Problem to solve: Transcribe every entry word for word, leaving out all images.

Dataset excerpts:
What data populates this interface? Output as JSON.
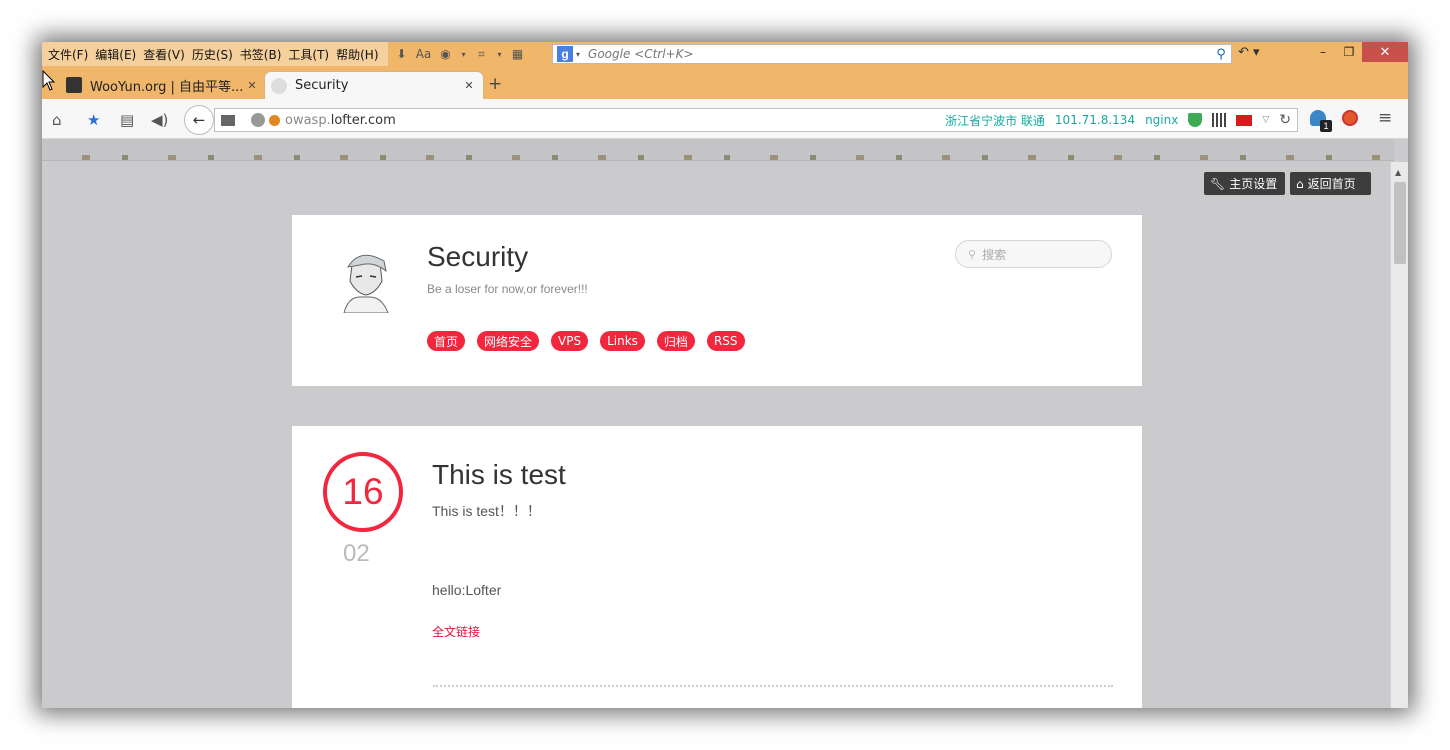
{
  "menubar": {
    "menus": [
      "文件(F)",
      "编辑(E)",
      "查看(V)",
      "历史(S)",
      "书签(B)",
      "工具(T)",
      "帮助(H)"
    ],
    "search_placeholder": "Google <Ctrl+K>",
    "search_engine": "g-icon"
  },
  "tabs": [
    {
      "title": "WooYun.org | 自由平等...",
      "active": false
    },
    {
      "title": "Security",
      "active": true
    }
  ],
  "navbar": {
    "url_prefix": "owasp.",
    "url_domain": "lofter.com",
    "location": "浙江省宁波市 联通",
    "ip": "101.71.8.134",
    "server": "nginx",
    "ghost_badge": "1"
  },
  "page": {
    "top_buttons": {
      "settings": "主页设置",
      "home": "返回首页"
    },
    "blog": {
      "title": "Security",
      "subtitle": "Be a loser for now,or forever!!!",
      "search_placeholder": "搜索",
      "nav": [
        "首页",
        "网络安全",
        "VPS",
        "Links",
        "归档",
        "RSS"
      ]
    },
    "post": {
      "day": "16",
      "month": "02",
      "title": "This is test",
      "subtitle": "This is test！！！",
      "body": "hello:Lofter",
      "link": "全文链接"
    }
  },
  "colors": {
    "accent": "#f2273e",
    "chrome": "#f0b66a",
    "page_bg": "#cbcbcd"
  }
}
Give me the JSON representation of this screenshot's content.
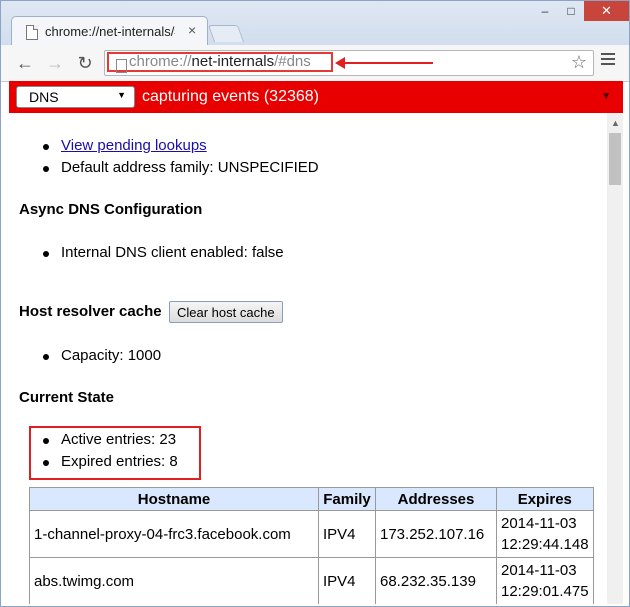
{
  "tab": {
    "title": "chrome://net-internals/#dns",
    "close": "×"
  },
  "window_controls": {
    "minimize": "–",
    "maximize": "□",
    "close": "✕"
  },
  "toolbar": {
    "back": "←",
    "forward": "→",
    "reload": "↻",
    "url_scheme": "chrome://",
    "url_host": "net-internals",
    "url_path": "/#dns",
    "star": "☆"
  },
  "net_bar": {
    "selected_view": "DNS",
    "status": "capturing events (32368)",
    "bg_color": "#e80000"
  },
  "dns": {
    "pending_link": "View pending lookups",
    "default_family": "Default address family: UNSPECIFIED",
    "async_heading": "Async DNS Configuration",
    "internal_client": "Internal DNS client enabled: false",
    "cache_heading": "Host resolver cache",
    "clear_button": "Clear host cache",
    "capacity": "Capacity: 1000",
    "state_heading": "Current State",
    "active_entries": "Active entries: 23",
    "expired_entries": "Expired entries: 8"
  },
  "table": {
    "headers": [
      "Hostname",
      "Family",
      "Addresses",
      "Expires"
    ],
    "rows": [
      {
        "hostname": "1-channel-proxy-04-frc3.facebook.com",
        "family": "IPV4",
        "addresses": "173.252.107.16",
        "expires_date": "2014-11-03",
        "expires_time": "12:29:44.148"
      },
      {
        "hostname": "abs.twimg.com",
        "family": "IPV4",
        "addresses": "68.232.35.139",
        "expires_date": "2014-11-03",
        "expires_time": "12:29:01.475"
      }
    ]
  },
  "annotation_color": "#e02020"
}
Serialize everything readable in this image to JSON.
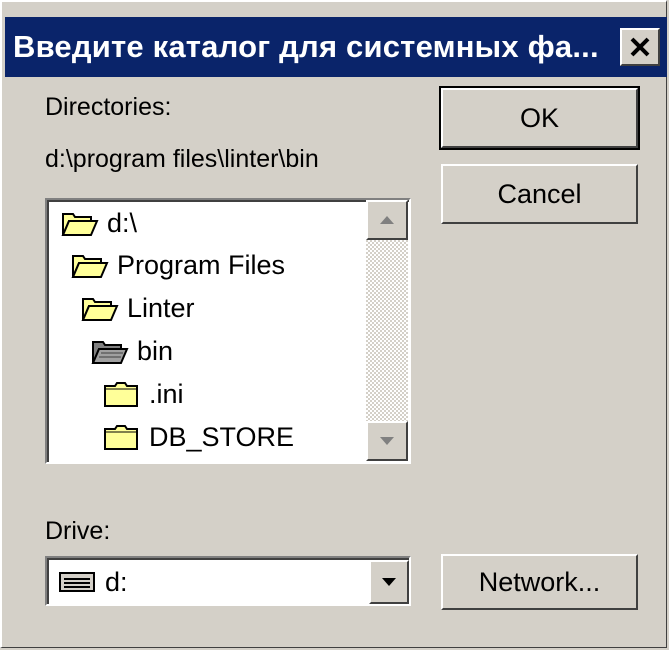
{
  "window": {
    "title": "Введите каталог для системных фа..."
  },
  "labels": {
    "directories": "Directories:",
    "current_path": "d:\\program files\\linter\\bin",
    "drive": "Drive:"
  },
  "buttons": {
    "ok": "OK",
    "cancel": "Cancel",
    "network": "Network..."
  },
  "directories": [
    {
      "name": "d:\\",
      "icon": "open-folder-icon"
    },
    {
      "name": "Program Files",
      "icon": "open-folder-icon"
    },
    {
      "name": "Linter",
      "icon": "open-folder-icon"
    },
    {
      "name": "bin",
      "icon": "open-folder-selected-icon"
    },
    {
      "name": ".ini",
      "icon": "closed-folder-icon"
    },
    {
      "name": "DB_STORE",
      "icon": "closed-folder-icon"
    }
  ],
  "drive": {
    "value": "d:",
    "icon": "drive-icon"
  },
  "colors": {
    "titlebar": "#0a246a",
    "face": "#d4d0c8",
    "folder": "#ffff99"
  }
}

Task response:
What data populates this interface? Output as JSON.
{
  "menubar": {
    "menus": [
      "文件(F)",
      "编辑(E)",
      "查看(V)",
      "历史(S)",
      "书签(B)",
      "工具(T)",
      "帮助(H)"
    ],
    "search_placeholder": "Google <Ctrl+K>",
    "search_engine": "g-icon"
  },
  "tabs": [
    {
      "title": "WooYun.org | 自由平等...",
      "active": false
    },
    {
      "title": "Security",
      "active": true
    }
  ],
  "navbar": {
    "url_prefix": "owasp.",
    "url_domain": "lofter.com",
    "location": "浙江省宁波市 联通",
    "ip": "101.71.8.134",
    "server": "nginx",
    "ghost_badge": "1"
  },
  "page": {
    "top_buttons": {
      "settings": "主页设置",
      "home": "返回首页"
    },
    "blog": {
      "title": "Security",
      "subtitle": "Be a loser for now,or forever!!!",
      "search_placeholder": "搜索",
      "nav": [
        "首页",
        "网络安全",
        "VPS",
        "Links",
        "归档",
        "RSS"
      ]
    },
    "post": {
      "day": "16",
      "month": "02",
      "title": "This is test",
      "subtitle": "This is test！！！",
      "body": "hello:Lofter",
      "link": "全文链接"
    }
  },
  "colors": {
    "accent": "#f2273e",
    "chrome": "#f0b66a",
    "page_bg": "#cbcbcd"
  }
}
Give me the JSON representation of this screenshot's content.
{
  "tab": {
    "title": "chrome://net-internals/#dns",
    "close": "×"
  },
  "window_controls": {
    "minimize": "–",
    "maximize": "□",
    "close": "✕"
  },
  "toolbar": {
    "back": "←",
    "forward": "→",
    "reload": "↻",
    "url_scheme": "chrome://",
    "url_host": "net-internals",
    "url_path": "/#dns",
    "star": "☆"
  },
  "net_bar": {
    "selected_view": "DNS",
    "status": "capturing events (32368)",
    "bg_color": "#e80000"
  },
  "dns": {
    "pending_link": "View pending lookups",
    "default_family": "Default address family: UNSPECIFIED",
    "async_heading": "Async DNS Configuration",
    "internal_client": "Internal DNS client enabled: false",
    "cache_heading": "Host resolver cache",
    "clear_button": "Clear host cache",
    "capacity": "Capacity: 1000",
    "state_heading": "Current State",
    "active_entries": "Active entries: 23",
    "expired_entries": "Expired entries: 8"
  },
  "table": {
    "headers": [
      "Hostname",
      "Family",
      "Addresses",
      "Expires"
    ],
    "rows": [
      {
        "hostname": "1-channel-proxy-04-frc3.facebook.com",
        "family": "IPV4",
        "addresses": "173.252.107.16",
        "expires_date": "2014-11-03",
        "expires_time": "12:29:44.148"
      },
      {
        "hostname": "abs.twimg.com",
        "family": "IPV4",
        "addresses": "68.232.35.139",
        "expires_date": "2014-11-03",
        "expires_time": "12:29:01.475"
      }
    ]
  },
  "annotation_color": "#e02020"
}
Serialize everything readable in this image to JSON.
{
  "window": {
    "title": "Введите каталог для системных фа..."
  },
  "labels": {
    "directories": "Directories:",
    "current_path": "d:\\program files\\linter\\bin",
    "drive": "Drive:"
  },
  "buttons": {
    "ok": "OK",
    "cancel": "Cancel",
    "network": "Network..."
  },
  "directories": [
    {
      "name": "d:\\",
      "icon": "open-folder-icon"
    },
    {
      "name": "Program Files",
      "icon": "open-folder-icon"
    },
    {
      "name": "Linter",
      "icon": "open-folder-icon"
    },
    {
      "name": "bin",
      "icon": "open-folder-selected-icon"
    },
    {
      "name": ".ini",
      "icon": "closed-folder-icon"
    },
    {
      "name": "DB_STORE",
      "icon": "closed-folder-icon"
    }
  ],
  "drive": {
    "value": "d:",
    "icon": "drive-icon"
  },
  "colors": {
    "titlebar": "#0a246a",
    "face": "#d4d0c8",
    "folder": "#ffff99"
  }
}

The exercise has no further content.